AVAILABLE DATA
******
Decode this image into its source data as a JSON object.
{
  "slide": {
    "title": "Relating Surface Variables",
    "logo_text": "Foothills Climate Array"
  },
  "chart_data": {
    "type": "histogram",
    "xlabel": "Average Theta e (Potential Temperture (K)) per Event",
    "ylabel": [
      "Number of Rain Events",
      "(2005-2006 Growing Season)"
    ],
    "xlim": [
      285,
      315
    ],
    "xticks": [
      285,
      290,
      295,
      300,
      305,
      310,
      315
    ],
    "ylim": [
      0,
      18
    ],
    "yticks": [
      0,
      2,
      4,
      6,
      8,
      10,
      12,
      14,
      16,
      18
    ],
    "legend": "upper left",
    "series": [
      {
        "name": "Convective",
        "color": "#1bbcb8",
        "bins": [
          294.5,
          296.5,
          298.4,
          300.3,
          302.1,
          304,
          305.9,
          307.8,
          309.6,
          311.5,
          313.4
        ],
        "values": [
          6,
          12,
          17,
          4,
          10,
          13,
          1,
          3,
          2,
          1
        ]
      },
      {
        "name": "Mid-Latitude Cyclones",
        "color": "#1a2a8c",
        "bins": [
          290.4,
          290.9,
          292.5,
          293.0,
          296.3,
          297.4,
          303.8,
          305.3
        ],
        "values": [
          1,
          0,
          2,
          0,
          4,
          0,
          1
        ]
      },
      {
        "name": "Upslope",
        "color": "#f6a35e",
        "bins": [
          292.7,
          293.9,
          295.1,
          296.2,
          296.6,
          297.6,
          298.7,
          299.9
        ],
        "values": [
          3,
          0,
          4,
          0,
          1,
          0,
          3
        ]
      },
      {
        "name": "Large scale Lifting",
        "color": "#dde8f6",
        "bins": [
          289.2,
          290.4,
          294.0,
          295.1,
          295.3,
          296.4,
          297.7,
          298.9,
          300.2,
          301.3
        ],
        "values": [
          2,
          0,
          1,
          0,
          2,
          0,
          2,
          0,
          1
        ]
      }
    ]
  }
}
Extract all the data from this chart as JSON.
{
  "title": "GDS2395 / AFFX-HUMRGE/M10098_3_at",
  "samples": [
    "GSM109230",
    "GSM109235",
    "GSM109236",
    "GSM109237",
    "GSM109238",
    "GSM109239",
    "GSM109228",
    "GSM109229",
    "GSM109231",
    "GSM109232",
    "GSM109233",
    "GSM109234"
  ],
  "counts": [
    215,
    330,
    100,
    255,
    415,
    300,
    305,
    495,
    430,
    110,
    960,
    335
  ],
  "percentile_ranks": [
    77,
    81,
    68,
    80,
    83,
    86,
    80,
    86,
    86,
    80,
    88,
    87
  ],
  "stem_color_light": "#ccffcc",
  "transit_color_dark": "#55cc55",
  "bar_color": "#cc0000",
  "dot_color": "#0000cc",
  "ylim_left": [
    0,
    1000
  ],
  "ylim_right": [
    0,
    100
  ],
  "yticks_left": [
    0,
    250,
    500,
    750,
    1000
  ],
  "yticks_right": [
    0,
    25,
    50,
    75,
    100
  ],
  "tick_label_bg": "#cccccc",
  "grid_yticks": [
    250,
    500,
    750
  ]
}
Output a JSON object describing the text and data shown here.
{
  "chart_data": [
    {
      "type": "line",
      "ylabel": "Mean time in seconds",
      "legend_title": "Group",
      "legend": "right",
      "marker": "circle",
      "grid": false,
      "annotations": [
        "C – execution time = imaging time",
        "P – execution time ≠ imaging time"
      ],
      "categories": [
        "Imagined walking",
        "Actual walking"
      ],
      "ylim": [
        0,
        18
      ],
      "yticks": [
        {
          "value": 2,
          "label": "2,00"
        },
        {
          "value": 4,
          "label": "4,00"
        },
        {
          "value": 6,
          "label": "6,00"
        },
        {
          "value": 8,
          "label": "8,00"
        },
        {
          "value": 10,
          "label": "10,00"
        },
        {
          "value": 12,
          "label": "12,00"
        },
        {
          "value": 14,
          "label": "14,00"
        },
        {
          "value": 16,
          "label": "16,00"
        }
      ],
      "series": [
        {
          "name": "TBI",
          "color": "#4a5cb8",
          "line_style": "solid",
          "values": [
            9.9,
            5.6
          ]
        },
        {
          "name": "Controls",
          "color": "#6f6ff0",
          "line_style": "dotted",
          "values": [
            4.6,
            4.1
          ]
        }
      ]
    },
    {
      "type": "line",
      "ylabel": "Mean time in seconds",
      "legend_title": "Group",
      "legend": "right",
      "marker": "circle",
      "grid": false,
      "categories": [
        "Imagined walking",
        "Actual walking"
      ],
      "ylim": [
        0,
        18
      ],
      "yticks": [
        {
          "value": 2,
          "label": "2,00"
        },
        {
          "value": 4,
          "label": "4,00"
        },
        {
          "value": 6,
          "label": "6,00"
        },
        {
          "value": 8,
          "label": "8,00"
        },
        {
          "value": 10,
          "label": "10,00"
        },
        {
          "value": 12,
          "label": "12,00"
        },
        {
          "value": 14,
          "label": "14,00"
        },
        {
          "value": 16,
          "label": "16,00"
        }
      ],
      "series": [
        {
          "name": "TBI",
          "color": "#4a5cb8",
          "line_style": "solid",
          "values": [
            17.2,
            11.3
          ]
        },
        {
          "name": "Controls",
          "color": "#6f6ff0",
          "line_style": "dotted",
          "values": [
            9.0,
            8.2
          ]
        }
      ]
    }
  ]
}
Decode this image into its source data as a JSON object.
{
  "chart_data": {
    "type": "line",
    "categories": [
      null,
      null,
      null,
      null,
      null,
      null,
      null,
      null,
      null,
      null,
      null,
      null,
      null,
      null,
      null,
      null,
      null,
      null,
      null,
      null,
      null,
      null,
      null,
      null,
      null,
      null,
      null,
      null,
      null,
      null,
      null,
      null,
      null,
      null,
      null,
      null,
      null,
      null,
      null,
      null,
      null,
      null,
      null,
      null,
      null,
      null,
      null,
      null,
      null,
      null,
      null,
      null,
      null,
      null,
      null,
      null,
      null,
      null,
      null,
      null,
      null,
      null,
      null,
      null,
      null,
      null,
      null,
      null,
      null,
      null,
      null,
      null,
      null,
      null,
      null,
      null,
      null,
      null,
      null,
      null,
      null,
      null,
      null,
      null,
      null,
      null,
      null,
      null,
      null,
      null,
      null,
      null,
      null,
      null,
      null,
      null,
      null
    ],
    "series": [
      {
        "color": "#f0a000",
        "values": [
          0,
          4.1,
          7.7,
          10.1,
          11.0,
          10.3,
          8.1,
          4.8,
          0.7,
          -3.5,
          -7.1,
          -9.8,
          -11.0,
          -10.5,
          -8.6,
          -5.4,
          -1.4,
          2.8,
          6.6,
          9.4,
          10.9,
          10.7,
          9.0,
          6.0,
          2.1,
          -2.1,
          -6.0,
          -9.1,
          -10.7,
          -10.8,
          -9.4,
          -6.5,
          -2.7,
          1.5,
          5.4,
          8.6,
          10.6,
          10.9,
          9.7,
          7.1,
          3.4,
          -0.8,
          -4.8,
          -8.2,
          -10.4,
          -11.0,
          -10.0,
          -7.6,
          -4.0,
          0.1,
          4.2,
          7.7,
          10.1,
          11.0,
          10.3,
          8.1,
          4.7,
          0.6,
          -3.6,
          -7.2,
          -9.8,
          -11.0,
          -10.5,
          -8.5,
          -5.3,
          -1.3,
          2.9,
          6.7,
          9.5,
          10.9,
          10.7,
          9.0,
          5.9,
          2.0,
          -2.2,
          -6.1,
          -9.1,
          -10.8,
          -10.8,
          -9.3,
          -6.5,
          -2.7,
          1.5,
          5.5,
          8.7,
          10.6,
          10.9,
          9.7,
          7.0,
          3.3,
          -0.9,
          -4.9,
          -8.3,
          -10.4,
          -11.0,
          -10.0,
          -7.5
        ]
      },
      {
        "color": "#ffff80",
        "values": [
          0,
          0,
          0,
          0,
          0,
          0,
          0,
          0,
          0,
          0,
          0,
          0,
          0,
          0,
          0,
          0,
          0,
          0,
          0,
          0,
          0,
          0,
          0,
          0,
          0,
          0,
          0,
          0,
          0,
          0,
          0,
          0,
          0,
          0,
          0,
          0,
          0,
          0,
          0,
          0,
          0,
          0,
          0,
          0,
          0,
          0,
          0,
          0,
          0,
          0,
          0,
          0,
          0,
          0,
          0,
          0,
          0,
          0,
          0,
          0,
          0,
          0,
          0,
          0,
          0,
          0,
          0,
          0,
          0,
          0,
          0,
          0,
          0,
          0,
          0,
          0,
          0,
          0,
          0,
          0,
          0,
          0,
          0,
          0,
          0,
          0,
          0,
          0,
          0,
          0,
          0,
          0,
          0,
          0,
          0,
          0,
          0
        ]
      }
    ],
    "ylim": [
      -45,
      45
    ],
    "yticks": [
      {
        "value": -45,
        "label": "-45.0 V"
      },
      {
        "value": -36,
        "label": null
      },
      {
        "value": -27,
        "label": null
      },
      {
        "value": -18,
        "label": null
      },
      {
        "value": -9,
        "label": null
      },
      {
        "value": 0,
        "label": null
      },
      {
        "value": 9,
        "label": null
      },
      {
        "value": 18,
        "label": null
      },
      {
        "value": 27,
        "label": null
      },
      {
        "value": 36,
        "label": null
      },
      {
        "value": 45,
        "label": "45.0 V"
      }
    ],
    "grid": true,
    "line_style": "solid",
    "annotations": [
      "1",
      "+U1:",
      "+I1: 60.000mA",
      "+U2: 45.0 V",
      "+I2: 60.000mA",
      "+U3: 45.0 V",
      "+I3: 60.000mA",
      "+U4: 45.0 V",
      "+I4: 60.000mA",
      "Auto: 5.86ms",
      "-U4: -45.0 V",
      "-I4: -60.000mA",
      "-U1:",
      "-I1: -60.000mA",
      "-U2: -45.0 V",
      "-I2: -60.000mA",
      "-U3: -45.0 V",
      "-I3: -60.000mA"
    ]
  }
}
******
GIVEN TASK
Pick out the lines that include the word "JSON" and write them out.

CORRECT ANSWER
Decode this image into its source data as a JSON object.
Extract all the data from this chart as JSON.
Output a JSON object describing the text and data shown here.
Decode this image into its source data as a JSON object.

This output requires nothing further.